- _WHAT TO DO_:
Go through the records below line by line, counting those that contain the word "Soccer"; answer with the count only.

-------- MATERIAL FOR THIS TASK --------

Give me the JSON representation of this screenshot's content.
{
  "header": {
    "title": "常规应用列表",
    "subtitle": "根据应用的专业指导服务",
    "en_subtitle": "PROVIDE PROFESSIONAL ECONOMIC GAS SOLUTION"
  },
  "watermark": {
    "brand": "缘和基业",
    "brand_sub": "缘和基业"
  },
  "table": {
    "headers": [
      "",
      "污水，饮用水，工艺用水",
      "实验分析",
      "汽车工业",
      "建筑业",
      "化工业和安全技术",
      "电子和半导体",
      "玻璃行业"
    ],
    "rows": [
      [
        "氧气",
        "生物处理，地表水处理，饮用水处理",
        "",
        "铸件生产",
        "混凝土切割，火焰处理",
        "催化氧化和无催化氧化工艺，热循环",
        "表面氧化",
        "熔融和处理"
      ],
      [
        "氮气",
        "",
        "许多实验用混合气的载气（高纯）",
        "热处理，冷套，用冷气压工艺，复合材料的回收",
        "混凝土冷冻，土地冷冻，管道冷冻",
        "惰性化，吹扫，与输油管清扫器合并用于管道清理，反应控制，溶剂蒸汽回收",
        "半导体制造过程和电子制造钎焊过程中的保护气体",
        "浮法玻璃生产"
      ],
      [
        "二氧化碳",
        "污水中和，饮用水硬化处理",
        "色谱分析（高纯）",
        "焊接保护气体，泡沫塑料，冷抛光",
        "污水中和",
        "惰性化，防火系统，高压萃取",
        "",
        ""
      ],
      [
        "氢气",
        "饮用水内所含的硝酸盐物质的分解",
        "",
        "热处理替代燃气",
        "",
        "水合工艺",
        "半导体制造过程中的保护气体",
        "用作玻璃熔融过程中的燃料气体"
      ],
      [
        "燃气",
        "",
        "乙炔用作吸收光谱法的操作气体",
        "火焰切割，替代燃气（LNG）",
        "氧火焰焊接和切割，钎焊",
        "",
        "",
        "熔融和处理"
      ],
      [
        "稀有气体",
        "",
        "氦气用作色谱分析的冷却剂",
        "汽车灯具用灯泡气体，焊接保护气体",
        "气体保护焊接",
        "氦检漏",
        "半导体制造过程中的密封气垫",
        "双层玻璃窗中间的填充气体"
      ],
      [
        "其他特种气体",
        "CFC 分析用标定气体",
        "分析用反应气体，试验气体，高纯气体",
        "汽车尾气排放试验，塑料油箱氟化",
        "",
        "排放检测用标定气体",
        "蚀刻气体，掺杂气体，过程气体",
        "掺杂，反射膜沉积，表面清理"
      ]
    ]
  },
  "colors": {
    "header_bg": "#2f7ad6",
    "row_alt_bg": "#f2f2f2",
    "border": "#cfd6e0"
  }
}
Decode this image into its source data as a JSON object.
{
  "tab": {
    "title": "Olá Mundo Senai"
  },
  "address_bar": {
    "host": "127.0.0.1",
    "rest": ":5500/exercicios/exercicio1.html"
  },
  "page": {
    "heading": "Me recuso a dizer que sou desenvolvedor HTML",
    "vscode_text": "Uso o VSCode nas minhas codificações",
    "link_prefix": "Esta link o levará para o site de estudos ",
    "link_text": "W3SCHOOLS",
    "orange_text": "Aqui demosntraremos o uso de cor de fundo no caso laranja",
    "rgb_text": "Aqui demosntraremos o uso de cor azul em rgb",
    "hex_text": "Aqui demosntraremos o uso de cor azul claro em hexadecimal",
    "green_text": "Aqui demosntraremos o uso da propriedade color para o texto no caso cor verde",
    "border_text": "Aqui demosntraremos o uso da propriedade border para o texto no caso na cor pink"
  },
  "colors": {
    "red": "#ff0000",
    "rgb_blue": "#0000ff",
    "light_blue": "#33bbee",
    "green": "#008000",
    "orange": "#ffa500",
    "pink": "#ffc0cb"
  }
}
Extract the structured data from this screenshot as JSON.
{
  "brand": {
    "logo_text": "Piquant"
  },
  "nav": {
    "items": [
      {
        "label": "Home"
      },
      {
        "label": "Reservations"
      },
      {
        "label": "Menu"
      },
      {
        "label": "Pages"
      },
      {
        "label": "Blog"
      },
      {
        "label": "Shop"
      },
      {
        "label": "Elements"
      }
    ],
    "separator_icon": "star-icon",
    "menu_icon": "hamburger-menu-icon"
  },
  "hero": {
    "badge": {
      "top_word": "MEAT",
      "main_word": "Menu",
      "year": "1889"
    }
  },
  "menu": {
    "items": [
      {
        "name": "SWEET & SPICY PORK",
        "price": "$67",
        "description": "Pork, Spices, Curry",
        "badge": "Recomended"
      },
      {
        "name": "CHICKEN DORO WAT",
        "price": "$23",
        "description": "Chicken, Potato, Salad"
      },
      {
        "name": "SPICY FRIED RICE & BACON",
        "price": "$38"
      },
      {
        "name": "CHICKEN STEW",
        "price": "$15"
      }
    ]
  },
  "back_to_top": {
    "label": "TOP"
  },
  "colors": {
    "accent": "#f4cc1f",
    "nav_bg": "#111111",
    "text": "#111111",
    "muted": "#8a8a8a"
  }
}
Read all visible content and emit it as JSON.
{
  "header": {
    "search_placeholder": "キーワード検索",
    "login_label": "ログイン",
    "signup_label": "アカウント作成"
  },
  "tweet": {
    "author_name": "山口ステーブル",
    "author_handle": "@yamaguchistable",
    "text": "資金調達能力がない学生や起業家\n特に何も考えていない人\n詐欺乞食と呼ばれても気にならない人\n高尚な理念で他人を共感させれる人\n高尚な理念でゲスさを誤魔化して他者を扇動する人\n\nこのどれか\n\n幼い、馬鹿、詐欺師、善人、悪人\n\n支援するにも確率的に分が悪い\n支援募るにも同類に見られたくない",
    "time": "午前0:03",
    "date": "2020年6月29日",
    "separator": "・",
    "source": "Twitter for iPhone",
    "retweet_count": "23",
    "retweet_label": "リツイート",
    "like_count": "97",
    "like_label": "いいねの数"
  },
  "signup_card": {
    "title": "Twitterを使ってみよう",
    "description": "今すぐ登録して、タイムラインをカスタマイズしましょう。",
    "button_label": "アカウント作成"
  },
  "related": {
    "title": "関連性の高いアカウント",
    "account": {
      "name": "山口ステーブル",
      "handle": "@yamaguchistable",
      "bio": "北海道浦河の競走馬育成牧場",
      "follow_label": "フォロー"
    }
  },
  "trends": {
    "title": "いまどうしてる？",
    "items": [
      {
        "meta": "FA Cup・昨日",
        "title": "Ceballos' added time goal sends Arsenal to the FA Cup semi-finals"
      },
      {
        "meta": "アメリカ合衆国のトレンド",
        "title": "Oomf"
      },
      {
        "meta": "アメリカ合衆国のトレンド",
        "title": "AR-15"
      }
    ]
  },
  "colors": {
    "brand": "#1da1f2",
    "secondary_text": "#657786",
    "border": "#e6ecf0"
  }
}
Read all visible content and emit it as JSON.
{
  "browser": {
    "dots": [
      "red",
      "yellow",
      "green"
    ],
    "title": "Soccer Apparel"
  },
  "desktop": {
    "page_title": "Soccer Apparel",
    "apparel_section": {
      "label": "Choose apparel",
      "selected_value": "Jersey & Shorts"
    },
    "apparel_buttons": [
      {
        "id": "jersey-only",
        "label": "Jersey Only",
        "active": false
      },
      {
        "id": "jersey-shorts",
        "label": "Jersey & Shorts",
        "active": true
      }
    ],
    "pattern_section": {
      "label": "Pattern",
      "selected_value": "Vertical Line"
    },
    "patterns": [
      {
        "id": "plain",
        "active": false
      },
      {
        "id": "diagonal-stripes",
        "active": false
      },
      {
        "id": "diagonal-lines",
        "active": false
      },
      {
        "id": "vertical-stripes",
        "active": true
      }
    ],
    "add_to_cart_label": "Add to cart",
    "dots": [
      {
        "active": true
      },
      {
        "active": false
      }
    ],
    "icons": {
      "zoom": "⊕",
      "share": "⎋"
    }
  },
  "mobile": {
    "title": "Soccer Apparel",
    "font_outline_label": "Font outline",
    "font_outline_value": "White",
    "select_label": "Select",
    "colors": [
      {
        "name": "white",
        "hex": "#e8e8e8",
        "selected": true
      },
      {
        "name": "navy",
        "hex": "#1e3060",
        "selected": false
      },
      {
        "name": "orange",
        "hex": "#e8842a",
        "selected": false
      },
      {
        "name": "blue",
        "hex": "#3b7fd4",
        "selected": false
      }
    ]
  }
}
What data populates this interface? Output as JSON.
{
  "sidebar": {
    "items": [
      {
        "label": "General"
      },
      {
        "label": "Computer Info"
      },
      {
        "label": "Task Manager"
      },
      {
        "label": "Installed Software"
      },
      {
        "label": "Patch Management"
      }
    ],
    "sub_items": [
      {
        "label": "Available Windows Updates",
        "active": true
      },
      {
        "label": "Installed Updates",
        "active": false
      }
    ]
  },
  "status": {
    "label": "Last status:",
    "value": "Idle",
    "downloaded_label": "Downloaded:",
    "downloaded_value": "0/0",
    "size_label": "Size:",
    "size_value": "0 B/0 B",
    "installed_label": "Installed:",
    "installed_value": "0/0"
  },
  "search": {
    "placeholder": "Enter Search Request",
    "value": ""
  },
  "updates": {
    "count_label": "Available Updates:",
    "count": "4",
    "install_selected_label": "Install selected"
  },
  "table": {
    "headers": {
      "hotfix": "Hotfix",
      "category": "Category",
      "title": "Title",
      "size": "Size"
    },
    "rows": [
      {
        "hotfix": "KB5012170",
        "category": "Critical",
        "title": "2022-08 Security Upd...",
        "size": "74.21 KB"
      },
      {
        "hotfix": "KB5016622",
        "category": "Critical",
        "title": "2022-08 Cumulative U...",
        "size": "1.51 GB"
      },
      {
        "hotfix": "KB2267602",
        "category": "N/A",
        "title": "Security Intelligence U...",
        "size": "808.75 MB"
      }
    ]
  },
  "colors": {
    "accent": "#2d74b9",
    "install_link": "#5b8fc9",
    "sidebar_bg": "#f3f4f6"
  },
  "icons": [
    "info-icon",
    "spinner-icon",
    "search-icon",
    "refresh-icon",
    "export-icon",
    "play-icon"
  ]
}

--------

- _ANSWER FOR THIS EXERCISE_:
3